▶ SET PROBLEM: Give every line below again, exactly.

------------------------

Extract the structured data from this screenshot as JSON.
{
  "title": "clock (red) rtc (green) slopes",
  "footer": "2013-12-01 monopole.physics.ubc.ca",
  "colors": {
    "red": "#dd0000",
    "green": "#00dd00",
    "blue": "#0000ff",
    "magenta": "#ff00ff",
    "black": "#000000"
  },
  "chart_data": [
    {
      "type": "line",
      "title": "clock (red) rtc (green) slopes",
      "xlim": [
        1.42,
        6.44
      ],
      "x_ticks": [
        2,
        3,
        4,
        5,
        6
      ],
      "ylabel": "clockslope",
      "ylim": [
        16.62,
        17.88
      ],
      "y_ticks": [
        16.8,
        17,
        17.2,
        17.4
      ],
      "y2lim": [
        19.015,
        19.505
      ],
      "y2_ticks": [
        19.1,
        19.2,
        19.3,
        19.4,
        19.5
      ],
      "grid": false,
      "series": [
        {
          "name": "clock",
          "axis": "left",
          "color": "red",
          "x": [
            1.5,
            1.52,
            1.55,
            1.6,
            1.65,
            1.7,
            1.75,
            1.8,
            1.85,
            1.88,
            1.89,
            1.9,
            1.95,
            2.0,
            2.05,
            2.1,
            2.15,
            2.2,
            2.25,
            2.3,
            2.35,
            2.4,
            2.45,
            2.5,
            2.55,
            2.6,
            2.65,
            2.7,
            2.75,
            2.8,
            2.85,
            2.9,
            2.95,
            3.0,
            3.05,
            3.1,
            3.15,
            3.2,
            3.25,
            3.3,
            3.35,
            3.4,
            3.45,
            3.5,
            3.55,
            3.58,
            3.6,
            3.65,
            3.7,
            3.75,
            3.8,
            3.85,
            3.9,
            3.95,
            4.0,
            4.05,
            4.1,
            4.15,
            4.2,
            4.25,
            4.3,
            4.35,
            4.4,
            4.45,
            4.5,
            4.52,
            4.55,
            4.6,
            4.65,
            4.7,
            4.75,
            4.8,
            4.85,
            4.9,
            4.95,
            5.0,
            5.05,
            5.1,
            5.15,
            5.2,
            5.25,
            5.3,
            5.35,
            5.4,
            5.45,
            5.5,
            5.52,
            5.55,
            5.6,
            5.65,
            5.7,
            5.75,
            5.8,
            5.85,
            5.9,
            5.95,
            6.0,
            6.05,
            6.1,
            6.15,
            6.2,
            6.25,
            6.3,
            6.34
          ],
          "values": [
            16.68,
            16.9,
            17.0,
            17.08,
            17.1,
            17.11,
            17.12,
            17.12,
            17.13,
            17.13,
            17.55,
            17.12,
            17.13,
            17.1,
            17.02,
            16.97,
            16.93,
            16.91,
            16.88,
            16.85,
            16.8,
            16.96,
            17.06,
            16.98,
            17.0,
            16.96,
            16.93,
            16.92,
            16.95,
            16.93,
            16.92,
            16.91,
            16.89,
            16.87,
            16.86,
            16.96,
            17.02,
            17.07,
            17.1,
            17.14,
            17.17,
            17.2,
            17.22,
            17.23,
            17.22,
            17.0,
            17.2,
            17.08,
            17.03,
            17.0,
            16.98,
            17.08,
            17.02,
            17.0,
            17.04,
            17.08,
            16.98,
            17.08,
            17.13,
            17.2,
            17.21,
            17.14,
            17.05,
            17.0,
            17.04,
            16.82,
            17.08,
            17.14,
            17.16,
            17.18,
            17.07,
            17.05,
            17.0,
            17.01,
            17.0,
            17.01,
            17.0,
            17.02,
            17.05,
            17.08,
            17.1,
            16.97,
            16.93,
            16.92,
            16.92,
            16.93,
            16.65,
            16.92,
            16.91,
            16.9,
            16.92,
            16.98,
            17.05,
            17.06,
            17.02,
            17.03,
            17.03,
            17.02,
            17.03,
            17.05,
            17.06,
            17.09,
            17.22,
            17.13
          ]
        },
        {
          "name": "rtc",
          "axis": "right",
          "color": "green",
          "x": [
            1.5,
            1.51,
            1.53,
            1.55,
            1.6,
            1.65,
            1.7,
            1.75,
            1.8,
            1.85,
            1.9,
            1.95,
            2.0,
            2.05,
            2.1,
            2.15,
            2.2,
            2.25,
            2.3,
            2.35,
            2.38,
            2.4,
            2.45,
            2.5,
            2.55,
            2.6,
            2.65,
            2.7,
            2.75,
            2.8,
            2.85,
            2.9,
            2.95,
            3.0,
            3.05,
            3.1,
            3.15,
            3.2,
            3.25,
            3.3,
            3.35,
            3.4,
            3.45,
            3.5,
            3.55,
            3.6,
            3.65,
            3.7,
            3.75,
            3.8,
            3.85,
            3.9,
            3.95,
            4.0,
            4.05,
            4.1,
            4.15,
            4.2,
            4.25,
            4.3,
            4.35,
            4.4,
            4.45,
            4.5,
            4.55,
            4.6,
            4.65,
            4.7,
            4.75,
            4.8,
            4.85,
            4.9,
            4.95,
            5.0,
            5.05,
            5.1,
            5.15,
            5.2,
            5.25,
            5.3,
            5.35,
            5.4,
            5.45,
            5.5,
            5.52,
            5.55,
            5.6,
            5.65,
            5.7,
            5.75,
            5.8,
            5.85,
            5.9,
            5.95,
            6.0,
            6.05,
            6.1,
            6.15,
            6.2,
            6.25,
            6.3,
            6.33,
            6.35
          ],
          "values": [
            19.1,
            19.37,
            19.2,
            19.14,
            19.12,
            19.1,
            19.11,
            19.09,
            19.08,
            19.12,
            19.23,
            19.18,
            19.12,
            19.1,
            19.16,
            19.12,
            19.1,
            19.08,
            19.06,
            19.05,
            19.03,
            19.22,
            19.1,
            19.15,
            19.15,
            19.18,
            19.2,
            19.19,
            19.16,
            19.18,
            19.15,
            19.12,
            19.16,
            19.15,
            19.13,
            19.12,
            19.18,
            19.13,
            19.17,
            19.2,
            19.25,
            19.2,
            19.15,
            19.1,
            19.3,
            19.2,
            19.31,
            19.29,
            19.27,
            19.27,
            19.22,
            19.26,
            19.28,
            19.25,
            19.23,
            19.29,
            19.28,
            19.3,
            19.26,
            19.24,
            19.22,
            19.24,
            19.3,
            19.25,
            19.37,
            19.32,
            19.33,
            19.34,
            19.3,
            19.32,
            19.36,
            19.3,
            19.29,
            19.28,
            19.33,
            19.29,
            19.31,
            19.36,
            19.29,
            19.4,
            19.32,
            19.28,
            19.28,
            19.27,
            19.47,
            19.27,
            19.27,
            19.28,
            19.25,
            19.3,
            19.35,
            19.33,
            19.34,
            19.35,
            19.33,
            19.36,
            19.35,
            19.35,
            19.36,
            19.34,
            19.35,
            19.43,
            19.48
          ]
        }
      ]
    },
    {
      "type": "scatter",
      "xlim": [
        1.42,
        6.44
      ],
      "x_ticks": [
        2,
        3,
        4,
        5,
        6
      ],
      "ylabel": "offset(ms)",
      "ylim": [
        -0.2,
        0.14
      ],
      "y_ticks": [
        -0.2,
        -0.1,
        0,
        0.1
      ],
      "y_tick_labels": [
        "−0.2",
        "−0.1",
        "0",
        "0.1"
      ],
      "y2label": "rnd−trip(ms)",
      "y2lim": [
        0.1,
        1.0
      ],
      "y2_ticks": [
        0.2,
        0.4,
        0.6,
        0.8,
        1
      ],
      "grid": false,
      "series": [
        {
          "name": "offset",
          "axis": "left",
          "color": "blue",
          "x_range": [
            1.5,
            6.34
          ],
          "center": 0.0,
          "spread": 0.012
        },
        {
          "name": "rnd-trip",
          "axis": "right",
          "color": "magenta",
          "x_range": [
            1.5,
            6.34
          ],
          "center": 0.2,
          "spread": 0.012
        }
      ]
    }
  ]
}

------------------------

▶ WRITTEN RESPONSE:
Extract the structured data from this screenshot as JSON.
{
  "title": "clock (red) rtc (green) slopes",
  "footer": "2013-12-01 monopole.physics.ubc.ca",
  "colors": {
    "red": "#dd0000",
    "green": "#00dd00",
    "blue": "#0000ff",
    "magenta": "#ff00ff",
    "black": "#000000"
  },
  "chart_data": [
    {
      "type": "line",
      "title": "clock (red) rtc (green) slopes",
      "xlim": [
        1.42,
        6.44
      ],
      "x_ticks": [
        2,
        3,
        4,
        5,
        6
      ],
      "ylabel": "clockslope",
      "ylim": [
        16.62,
        17.88
      ],
      "y_ticks": [
        16.8,
        17,
        17.2,
        17.4
      ],
      "y2lim": [
        19.015,
        19.505
      ],
      "y2_ticks": [
        19.1,
        19.2,
        19.3,
        19.4,
        19.5
      ],
      "grid": false,
      "series": [
        {
          "name": "clock",
          "axis": "left",
          "color": "red",
          "x": [
            1.5,
            1.52,
            1.55,
            1.6,
            1.65,
            1.7,
            1.75,
            1.8,
            1.85,
            1.88,
            1.89,
            1.9,
            1.95,
            2.0,
            2.05,
            2.1,
            2.15,
            2.2,
            2.25,
            2.3,
            2.35,
            2.4,
            2.45,
            2.5,
            2.55,
            2.6,
            2.65,
            2.7,
            2.75,
            2.8,
            2.85,
            2.9,
            2.95,
            3.0,
            3.05,
            3.1,
            3.15,
            3.2,
            3.25,
            3.3,
            3.35,
            3.4,
            3.45,
            3.5,
            3.55,
            3.58,
            3.6,
            3.65,
            3.7,
            3.75,
            3.8,
            3.85,
            3.9,
            3.95,
            4.0,
            4.05,
            4.1,
            4.15,
            4.2,
            4.25,
            4.3,
            4.35,
            4.4,
            4.45,
            4.5,
            4.52,
            4.55,
            4.6,
            4.65,
            4.7,
            4.75,
            4.8,
            4.85,
            4.9,
            4.95,
            5.0,
            5.05,
            5.1,
            5.15,
            5.2,
            5.25,
            5.3,
            5.35,
            5.4,
            5.45,
            5.5,
            5.52,
            5.55,
            5.6,
            5.65,
            5.7,
            5.75,
            5.8,
            5.85,
            5.9,
            5.95,
            6.0,
            6.05,
            6.1,
            6.15,
            6.2,
            6.25,
            6.3,
            6.34
          ],
          "values": [
            16.68,
            16.9,
            17.0,
            17.08,
            17.1,
            17.11,
            17.12,
            17.12,
            17.13,
            17.13,
            17.55,
            17.12,
            17.13,
            17.1,
            17.02,
            16.97,
            16.93,
            16.91,
            16.88,
            16.85,
            16.8,
            16.96,
            17.06,
            16.98,
            17.0,
            16.96,
            16.93,
            16.92,
            16.95,
            16.93,
            16.92,
            16.91,
            16.89,
            16.87,
            16.86,
            16.96,
            17.02,
            17.07,
            17.1,
            17.14,
            17.17,
            17.2,
            17.22,
            17.23,
            17.22,
            17.0,
            17.2,
            17.08,
            17.03,
            17.0,
            16.98,
            17.08,
            17.02,
            17.0,
            17.04,
            17.08,
            16.98,
            17.08,
            17.13,
            17.2,
            17.21,
            17.14,
            17.05,
            17.0,
            17.04,
            16.82,
            17.08,
            17.14,
            17.16,
            17.18,
            17.07,
            17.05,
            17.0,
            17.01,
            17.0,
            17.01,
            17.0,
            17.02,
            17.05,
            17.08,
            17.1,
            16.97,
            16.93,
            16.92,
            16.92,
            16.93,
            16.65,
            16.92,
            16.91,
            16.9,
            16.92,
            16.98,
            17.05,
            17.06,
            17.02,
            17.03,
            17.03,
            17.02,
            17.03,
            17.05,
            17.06,
            17.09,
            17.22,
            17.13
          ]
        },
        {
          "name": "rtc",
          "axis": "right",
          "color": "green",
          "x": [
            1.5,
            1.51,
            1.53,
            1.55,
            1.6,
            1.65,
            1.7,
            1.75,
            1.8,
            1.85,
            1.9,
            1.95,
            2.0,
            2.05,
            2.1,
            2.15,
            2.2,
            2.25,
            2.3,
            2.35,
            2.38,
            2.4,
            2.45,
            2.5,
            2.55,
            2.6,
            2.65,
            2.7,
            2.75,
            2.8,
            2.85,
            2.9,
            2.95,
            3.0,
            3.05,
            3.1,
            3.15,
            3.2,
            3.25,
            3.3,
            3.35,
            3.4,
            3.45,
            3.5,
            3.55,
            3.6,
            3.65,
            3.7,
            3.75,
            3.8,
            3.85,
            3.9,
            3.95,
            4.0,
            4.05,
            4.1,
            4.15,
            4.2,
            4.25,
            4.3,
            4.35,
            4.4,
            4.45,
            4.5,
            4.55,
            4.6,
            4.65,
            4.7,
            4.75,
            4.8,
            4.85,
            4.9,
            4.95,
            5.0,
            5.05,
            5.1,
            5.15,
            5.2,
            5.25,
            5.3,
            5.35,
            5.4,
            5.45,
            5.5,
            5.52,
            5.55,
            5.6,
            5.65,
            5.7,
            5.75,
            5.8,
            5.85,
            5.9,
            5.95,
            6.0,
            6.05,
            6.1,
            6.15,
            6.2,
            6.25,
            6.3,
            6.33,
            6.35
          ],
          "values": [
            19.1,
            19.37,
            19.2,
            19.14,
            19.12,
            19.1,
            19.11,
            19.09,
            19.08,
            19.12,
            19.23,
            19.18,
            19.12,
            19.1,
            19.16,
            19.12,
            19.1,
            19.08,
            19.06,
            19.05,
            19.03,
            19.22,
            19.1,
            19.15,
            19.15,
            19.18,
            19.2,
            19.19,
            19.16,
            19.18,
            19.15,
            19.12,
            19.16,
            19.15,
            19.13,
            19.12,
            19.18,
            19.13,
            19.17,
            19.2,
            19.25,
            19.2,
            19.15,
            19.1,
            19.3,
            19.2,
            19.31,
            19.29,
            19.27,
            19.27,
            19.22,
            19.26,
            19.28,
            19.25,
            19.23,
            19.29,
            19.28,
            19.3,
            19.26,
            19.24,
            19.22,
            19.24,
            19.3,
            19.25,
            19.37,
            19.32,
            19.33,
            19.34,
            19.3,
            19.32,
            19.36,
            19.3,
            19.29,
            19.28,
            19.33,
            19.29,
            19.31,
            19.36,
            19.29,
            19.4,
            19.32,
            19.28,
            19.28,
            19.27,
            19.47,
            19.27,
            19.27,
            19.28,
            19.25,
            19.3,
            19.35,
            19.33,
            19.34,
            19.35,
            19.33,
            19.36,
            19.35,
            19.35,
            19.36,
            19.34,
            19.35,
            19.43,
            19.48
          ]
        }
      ]
    },
    {
      "type": "scatter",
      "xlim": [
        1.42,
        6.44
      ],
      "x_ticks": [
        2,
        3,
        4,
        5,
        6
      ],
      "ylabel": "offset(ms)",
      "ylim": [
        -0.2,
        0.14
      ],
      "y_ticks": [
        -0.2,
        -0.1,
        0,
        0.1
      ],
      "y_tick_labels": [
        "−0.2",
        "−0.1",
        "0",
        "0.1"
      ],
      "y2label": "rnd−trip(ms)",
      "y2lim": [
        0.1,
        1.0
      ],
      "y2_ticks": [
        0.2,
        0.4,
        0.6,
        0.8,
        1
      ],
      "grid": false,
      "series": [
        {
          "name": "offset",
          "axis": "left",
          "color": "blue",
          "x_range": [
            1.5,
            6.34
          ],
          "center": 0.0,
          "spread": 0.012
        },
        {
          "name": "rnd-trip",
          "axis": "right",
          "color": "magenta",
          "x_range": [
            1.5,
            6.34
          ],
          "center": 0.2,
          "spread": 0.012
        }
      ]
    }
  ]
}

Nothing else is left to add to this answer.